:: PROVIDED MATERIAL ::

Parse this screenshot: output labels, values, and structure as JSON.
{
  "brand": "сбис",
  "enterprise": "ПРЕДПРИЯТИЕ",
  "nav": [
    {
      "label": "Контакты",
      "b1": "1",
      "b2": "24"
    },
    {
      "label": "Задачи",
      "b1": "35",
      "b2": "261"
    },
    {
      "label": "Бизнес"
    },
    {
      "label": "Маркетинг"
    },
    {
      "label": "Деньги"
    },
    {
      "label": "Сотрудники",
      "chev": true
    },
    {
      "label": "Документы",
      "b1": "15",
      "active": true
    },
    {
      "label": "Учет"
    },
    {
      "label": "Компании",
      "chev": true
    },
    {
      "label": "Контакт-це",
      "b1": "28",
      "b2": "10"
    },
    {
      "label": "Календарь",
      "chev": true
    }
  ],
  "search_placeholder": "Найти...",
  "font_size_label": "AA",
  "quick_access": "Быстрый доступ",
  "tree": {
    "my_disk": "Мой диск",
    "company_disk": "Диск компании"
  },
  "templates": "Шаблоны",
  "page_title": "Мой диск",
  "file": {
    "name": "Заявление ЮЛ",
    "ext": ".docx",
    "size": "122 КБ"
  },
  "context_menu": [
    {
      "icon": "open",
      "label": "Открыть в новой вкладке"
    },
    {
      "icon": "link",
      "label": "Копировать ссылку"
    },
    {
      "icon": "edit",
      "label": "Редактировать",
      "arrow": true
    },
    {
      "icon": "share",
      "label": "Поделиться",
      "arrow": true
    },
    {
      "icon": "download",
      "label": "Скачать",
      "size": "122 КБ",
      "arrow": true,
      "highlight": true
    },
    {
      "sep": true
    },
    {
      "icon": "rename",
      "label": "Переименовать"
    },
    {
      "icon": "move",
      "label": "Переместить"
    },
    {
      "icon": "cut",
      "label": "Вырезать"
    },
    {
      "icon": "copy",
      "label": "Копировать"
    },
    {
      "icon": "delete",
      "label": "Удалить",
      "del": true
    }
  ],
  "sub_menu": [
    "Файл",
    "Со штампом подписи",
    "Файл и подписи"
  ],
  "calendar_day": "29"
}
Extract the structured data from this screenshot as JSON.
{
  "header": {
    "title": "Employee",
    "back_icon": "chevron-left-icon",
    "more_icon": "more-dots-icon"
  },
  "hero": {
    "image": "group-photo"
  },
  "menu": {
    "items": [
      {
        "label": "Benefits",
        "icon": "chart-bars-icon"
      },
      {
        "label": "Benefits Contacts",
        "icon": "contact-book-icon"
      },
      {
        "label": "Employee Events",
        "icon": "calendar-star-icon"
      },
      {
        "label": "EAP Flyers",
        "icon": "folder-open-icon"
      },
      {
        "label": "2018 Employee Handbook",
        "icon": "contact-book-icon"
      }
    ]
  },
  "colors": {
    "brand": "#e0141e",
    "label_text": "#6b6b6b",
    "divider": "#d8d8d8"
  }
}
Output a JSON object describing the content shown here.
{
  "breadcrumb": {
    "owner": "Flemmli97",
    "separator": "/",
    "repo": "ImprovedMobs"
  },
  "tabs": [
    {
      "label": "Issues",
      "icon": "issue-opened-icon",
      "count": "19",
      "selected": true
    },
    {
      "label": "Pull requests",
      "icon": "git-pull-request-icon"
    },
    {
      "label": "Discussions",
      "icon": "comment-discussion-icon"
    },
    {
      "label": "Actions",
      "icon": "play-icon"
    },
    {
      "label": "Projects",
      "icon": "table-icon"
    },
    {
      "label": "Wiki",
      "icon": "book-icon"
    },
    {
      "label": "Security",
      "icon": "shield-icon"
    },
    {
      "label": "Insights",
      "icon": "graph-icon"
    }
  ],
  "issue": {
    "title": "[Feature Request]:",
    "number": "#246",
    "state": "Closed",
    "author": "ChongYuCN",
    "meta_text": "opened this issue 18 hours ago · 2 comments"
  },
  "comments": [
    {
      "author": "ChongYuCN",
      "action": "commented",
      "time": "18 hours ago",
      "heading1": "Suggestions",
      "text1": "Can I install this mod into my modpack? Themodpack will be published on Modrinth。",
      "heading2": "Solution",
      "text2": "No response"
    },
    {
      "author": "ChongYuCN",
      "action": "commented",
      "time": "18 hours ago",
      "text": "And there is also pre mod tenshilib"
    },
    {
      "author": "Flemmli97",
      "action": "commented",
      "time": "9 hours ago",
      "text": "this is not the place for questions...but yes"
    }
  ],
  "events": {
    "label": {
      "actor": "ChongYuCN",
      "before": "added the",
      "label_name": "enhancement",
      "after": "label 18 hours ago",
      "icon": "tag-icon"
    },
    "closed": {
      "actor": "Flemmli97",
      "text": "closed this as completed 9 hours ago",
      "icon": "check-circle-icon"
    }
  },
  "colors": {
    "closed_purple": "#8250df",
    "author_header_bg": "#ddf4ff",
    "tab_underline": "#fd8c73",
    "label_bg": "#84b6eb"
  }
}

:::

Reproduce the material above exactly; please quote every line of it.

Parse this screenshot: output labels, values, and structure as JSON.
{
  "brand": "сбис",
  "enterprise": "ПРЕДПРИЯТИЕ",
  "nav": [
    {
      "label": "Контакты",
      "b1": "1",
      "b2": "24"
    },
    {
      "label": "Задачи",
      "b1": "35",
      "b2": "261"
    },
    {
      "label": "Бизнес"
    },
    {
      "label": "Маркетинг"
    },
    {
      "label": "Деньги"
    },
    {
      "label": "Сотрудники",
      "chev": true
    },
    {
      "label": "Документы",
      "b1": "15",
      "active": true
    },
    {
      "label": "Учет"
    },
    {
      "label": "Компании",
      "chev": true
    },
    {
      "label": "Контакт-це",
      "b1": "28",
      "b2": "10"
    },
    {
      "label": "Календарь",
      "chev": true
    }
  ],
  "search_placeholder": "Найти...",
  "font_size_label": "AA",
  "quick_access": "Быстрый доступ",
  "tree": {
    "my_disk": "Мой диск",
    "company_disk": "Диск компании"
  },
  "templates": "Шаблоны",
  "page_title": "Мой диск",
  "file": {
    "name": "Заявление ЮЛ",
    "ext": ".docx",
    "size": "122 КБ"
  },
  "context_menu": [
    {
      "icon": "open",
      "label": "Открыть в новой вкладке"
    },
    {
      "icon": "link",
      "label": "Копировать ссылку"
    },
    {
      "icon": "edit",
      "label": "Редактировать",
      "arrow": true
    },
    {
      "icon": "share",
      "label": "Поделиться",
      "arrow": true
    },
    {
      "icon": "download",
      "label": "Скачать",
      "size": "122 КБ",
      "arrow": true,
      "highlight": true
    },
    {
      "sep": true
    },
    {
      "icon": "rename",
      "label": "Переименовать"
    },
    {
      "icon": "move",
      "label": "Переместить"
    },
    {
      "icon": "cut",
      "label": "Вырезать"
    },
    {
      "icon": "copy",
      "label": "Копировать"
    },
    {
      "icon": "delete",
      "label": "Удалить",
      "del": true
    }
  ],
  "sub_menu": [
    "Файл",
    "Со штампом подписи",
    "Файл и подписи"
  ],
  "calendar_day": "29"
}
Extract the structured data from this screenshot as JSON.
{
  "header": {
    "title": "Employee",
    "back_icon": "chevron-left-icon",
    "more_icon": "more-dots-icon"
  },
  "hero": {
    "image": "group-photo"
  },
  "menu": {
    "items": [
      {
        "label": "Benefits",
        "icon": "chart-bars-icon"
      },
      {
        "label": "Benefits Contacts",
        "icon": "contact-book-icon"
      },
      {
        "label": "Employee Events",
        "icon": "calendar-star-icon"
      },
      {
        "label": "EAP Flyers",
        "icon": "folder-open-icon"
      },
      {
        "label": "2018 Employee Handbook",
        "icon": "contact-book-icon"
      }
    ]
  },
  "colors": {
    "brand": "#e0141e",
    "label_text": "#6b6b6b",
    "divider": "#d8d8d8"
  }
}
Output a JSON object describing the content shown here.
{
  "breadcrumb": {
    "owner": "Flemmli97",
    "separator": "/",
    "repo": "ImprovedMobs"
  },
  "tabs": [
    {
      "label": "Issues",
      "icon": "issue-opened-icon",
      "count": "19",
      "selected": true
    },
    {
      "label": "Pull requests",
      "icon": "git-pull-request-icon"
    },
    {
      "label": "Discussions",
      "icon": "comment-discussion-icon"
    },
    {
      "label": "Actions",
      "icon": "play-icon"
    },
    {
      "label": "Projects",
      "icon": "table-icon"
    },
    {
      "label": "Wiki",
      "icon": "book-icon"
    },
    {
      "label": "Security",
      "icon": "shield-icon"
    },
    {
      "label": "Insights",
      "icon": "graph-icon"
    }
  ],
  "issue": {
    "title": "[Feature Request]:",
    "number": "#246",
    "state": "Closed",
    "author": "ChongYuCN",
    "meta_text": "opened this issue 18 hours ago · 2 comments"
  },
  "comments": [
    {
      "author": "ChongYuCN",
      "action": "commented",
      "time": "18 hours ago",
      "heading1": "Suggestions",
      "text1": "Can I install this mod into my modpack? Themodpack will be published on Modrinth。",
      "heading2": "Solution",
      "text2": "No response"
    },
    {
      "author": "ChongYuCN",
      "action": "commented",
      "time": "18 hours ago",
      "text": "And there is also pre mod tenshilib"
    },
    {
      "author": "Flemmli97",
      "action": "commented",
      "time": "9 hours ago",
      "text": "this is not the place for questions...but yes"
    }
  ],
  "events": {
    "label": {
      "actor": "ChongYuCN",
      "before": "added the",
      "label_name": "enhancement",
      "after": "label 18 hours ago",
      "icon": "tag-icon"
    },
    "closed": {
      "actor": "Flemmli97",
      "text": "closed this as completed 9 hours ago",
      "icon": "check-circle-icon"
    }
  },
  "colors": {
    "closed_purple": "#8250df",
    "author_header_bg": "#ddf4ff",
    "tab_underline": "#fd8c73",
    "label_bg": "#84b6eb"
  }
}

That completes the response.